◆ **DESCRIPTION OF THE TASK**:
Extract the complete listing and repeat it word for word.

◆ **DATA LINES**:
========================================
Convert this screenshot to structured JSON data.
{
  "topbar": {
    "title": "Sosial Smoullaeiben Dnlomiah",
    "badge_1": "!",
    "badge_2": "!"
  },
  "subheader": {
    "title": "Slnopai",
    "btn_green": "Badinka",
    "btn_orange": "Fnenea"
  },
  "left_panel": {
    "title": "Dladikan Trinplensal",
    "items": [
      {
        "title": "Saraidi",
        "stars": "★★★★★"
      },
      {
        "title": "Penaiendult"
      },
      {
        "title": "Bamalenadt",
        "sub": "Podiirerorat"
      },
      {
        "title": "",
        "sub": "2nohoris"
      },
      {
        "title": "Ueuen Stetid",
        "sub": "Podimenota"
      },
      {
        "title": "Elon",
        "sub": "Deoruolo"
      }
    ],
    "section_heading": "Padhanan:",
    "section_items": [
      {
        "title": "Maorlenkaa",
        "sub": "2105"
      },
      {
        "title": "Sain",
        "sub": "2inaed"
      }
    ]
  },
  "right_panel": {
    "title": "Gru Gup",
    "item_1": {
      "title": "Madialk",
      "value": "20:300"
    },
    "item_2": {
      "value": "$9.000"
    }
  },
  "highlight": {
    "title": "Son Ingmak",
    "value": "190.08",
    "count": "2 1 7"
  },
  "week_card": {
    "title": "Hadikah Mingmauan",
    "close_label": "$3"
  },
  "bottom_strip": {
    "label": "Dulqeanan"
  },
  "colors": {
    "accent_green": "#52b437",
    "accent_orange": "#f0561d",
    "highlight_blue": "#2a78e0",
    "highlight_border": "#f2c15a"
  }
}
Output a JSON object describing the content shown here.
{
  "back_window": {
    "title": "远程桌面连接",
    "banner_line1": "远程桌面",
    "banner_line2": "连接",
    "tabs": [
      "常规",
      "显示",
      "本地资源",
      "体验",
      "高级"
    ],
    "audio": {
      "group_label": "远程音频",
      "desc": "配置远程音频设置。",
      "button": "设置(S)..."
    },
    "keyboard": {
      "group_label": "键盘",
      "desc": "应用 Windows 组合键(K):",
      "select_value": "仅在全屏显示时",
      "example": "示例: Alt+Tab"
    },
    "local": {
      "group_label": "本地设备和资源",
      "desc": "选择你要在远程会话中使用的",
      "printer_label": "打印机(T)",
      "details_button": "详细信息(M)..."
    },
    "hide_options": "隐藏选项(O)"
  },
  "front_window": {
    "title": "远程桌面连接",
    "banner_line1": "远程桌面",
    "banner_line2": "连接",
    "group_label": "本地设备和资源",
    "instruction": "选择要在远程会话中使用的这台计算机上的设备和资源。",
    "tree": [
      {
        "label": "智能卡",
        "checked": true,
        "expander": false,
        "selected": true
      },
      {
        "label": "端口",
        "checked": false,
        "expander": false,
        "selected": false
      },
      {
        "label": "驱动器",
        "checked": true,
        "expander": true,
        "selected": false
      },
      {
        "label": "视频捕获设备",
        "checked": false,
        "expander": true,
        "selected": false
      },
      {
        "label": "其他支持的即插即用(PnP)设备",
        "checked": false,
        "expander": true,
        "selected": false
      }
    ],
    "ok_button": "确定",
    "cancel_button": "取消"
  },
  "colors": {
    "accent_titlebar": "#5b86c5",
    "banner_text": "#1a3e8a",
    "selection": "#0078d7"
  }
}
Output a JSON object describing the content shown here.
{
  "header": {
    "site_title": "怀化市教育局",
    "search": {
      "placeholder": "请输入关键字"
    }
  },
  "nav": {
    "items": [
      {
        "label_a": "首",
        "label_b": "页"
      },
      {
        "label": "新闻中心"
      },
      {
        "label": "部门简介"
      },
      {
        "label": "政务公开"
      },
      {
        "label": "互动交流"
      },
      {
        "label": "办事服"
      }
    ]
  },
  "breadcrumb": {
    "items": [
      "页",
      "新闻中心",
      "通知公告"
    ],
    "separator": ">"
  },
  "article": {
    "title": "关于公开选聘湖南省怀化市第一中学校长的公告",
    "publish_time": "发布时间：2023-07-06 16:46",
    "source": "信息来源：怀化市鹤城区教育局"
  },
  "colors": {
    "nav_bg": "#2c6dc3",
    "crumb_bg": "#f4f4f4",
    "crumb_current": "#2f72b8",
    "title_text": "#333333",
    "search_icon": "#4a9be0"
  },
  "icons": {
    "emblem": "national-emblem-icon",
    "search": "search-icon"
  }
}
========================================
◆ **FINAL RESULT**:
Convert this screenshot to structured JSON data.
{
  "topbar": {
    "title": "Sosial Smoullaeiben Dnlomiah",
    "badge_1": "!",
    "badge_2": "!"
  },
  "subheader": {
    "title": "Slnopai",
    "btn_green": "Badinka",
    "btn_orange": "Fnenea"
  },
  "left_panel": {
    "title": "Dladikan Trinplensal",
    "items": [
      {
        "title": "Saraidi",
        "stars": "★★★★★"
      },
      {
        "title": "Penaiendult"
      },
      {
        "title": "Bamalenadt",
        "sub": "Podiirerorat"
      },
      {
        "title": "",
        "sub": "2nohoris"
      },
      {
        "title": "Ueuen Stetid",
        "sub": "Podimenota"
      },
      {
        "title": "Elon",
        "sub": "Deoruolo"
      }
    ],
    "section_heading": "Padhanan:",
    "section_items": [
      {
        "title": "Maorlenkaa",
        "sub": "2105"
      },
      {
        "title": "Sain",
        "sub": "2inaed"
      }
    ]
  },
  "right_panel": {
    "title": "Gru Gup",
    "item_1": {
      "title": "Madialk",
      "value": "20:300"
    },
    "item_2": {
      "value": "$9.000"
    }
  },
  "highlight": {
    "title": "Son Ingmak",
    "value": "190.08",
    "count": "2 1 7"
  },
  "week_card": {
    "title": "Hadikah Mingmauan",
    "close_label": "$3"
  },
  "bottom_strip": {
    "label": "Dulqeanan"
  },
  "colors": {
    "accent_green": "#52b437",
    "accent_orange": "#f0561d",
    "highlight_blue": "#2a78e0",
    "highlight_border": "#f2c15a"
  }
}
Output a JSON object describing the content shown here.
{
  "back_window": {
    "title": "远程桌面连接",
    "banner_line1": "远程桌面",
    "banner_line2": "连接",
    "tabs": [
      "常规",
      "显示",
      "本地资源",
      "体验",
      "高级"
    ],
    "audio": {
      "group_label": "远程音频",
      "desc": "配置远程音频设置。",
      "button": "设置(S)..."
    },
    "keyboard": {
      "group_label": "键盘",
      "desc": "应用 Windows 组合键(K):",
      "select_value": "仅在全屏显示时",
      "example": "示例: Alt+Tab"
    },
    "local": {
      "group_label": "本地设备和资源",
      "desc": "选择你要在远程会话中使用的",
      "printer_label": "打印机(T)",
      "details_button": "详细信息(M)..."
    },
    "hide_options": "隐藏选项(O)"
  },
  "front_window": {
    "title": "远程桌面连接",
    "banner_line1": "远程桌面",
    "banner_line2": "连接",
    "group_label": "本地设备和资源",
    "instruction": "选择要在远程会话中使用的这台计算机上的设备和资源。",
    "tree": [
      {
        "label": "智能卡",
        "checked": true,
        "expander": false,
        "selected": true
      },
      {
        "label": "端口",
        "checked": false,
        "expander": false,
        "selected": false
      },
      {
        "label": "驱动器",
        "checked": true,
        "expander": true,
        "selected": false
      },
      {
        "label": "视频捕获设备",
        "checked": false,
        "expander": true,
        "selected": false
      },
      {
        "label": "其他支持的即插即用(PnP)设备",
        "checked": false,
        "expander": true,
        "selected": false
      }
    ],
    "ok_button": "确定",
    "cancel_button": "取消"
  },
  "colors": {
    "accent_titlebar": "#5b86c5",
    "banner_text": "#1a3e8a",
    "selection": "#0078d7"
  }
}
Output a JSON object describing the content shown here.
{
  "header": {
    "site_title": "怀化市教育局",
    "search": {
      "placeholder": "请输入关键字"
    }
  },
  "nav": {
    "items": [
      {
        "label_a": "首",
        "label_b": "页"
      },
      {
        "label": "新闻中心"
      },
      {
        "label": "部门简介"
      },
      {
        "label": "政务公开"
      },
      {
        "label": "互动交流"
      },
      {
        "label": "办事服"
      }
    ]
  },
  "breadcrumb": {
    "items": [
      "页",
      "新闻中心",
      "通知公告"
    ],
    "separator": ">"
  },
  "article": {
    "title": "关于公开选聘湖南省怀化市第一中学校长的公告",
    "publish_time": "发布时间：2023-07-06 16:46",
    "source": "信息来源：怀化市鹤城区教育局"
  },
  "colors": {
    "nav_bg": "#2c6dc3",
    "crumb_bg": "#f4f4f4",
    "crumb_current": "#2f72b8",
    "title_text": "#333333",
    "search_icon": "#4a9be0"
  },
  "icons": {
    "emblem": "national-emblem-icon",
    "search": "search-icon"
  }
}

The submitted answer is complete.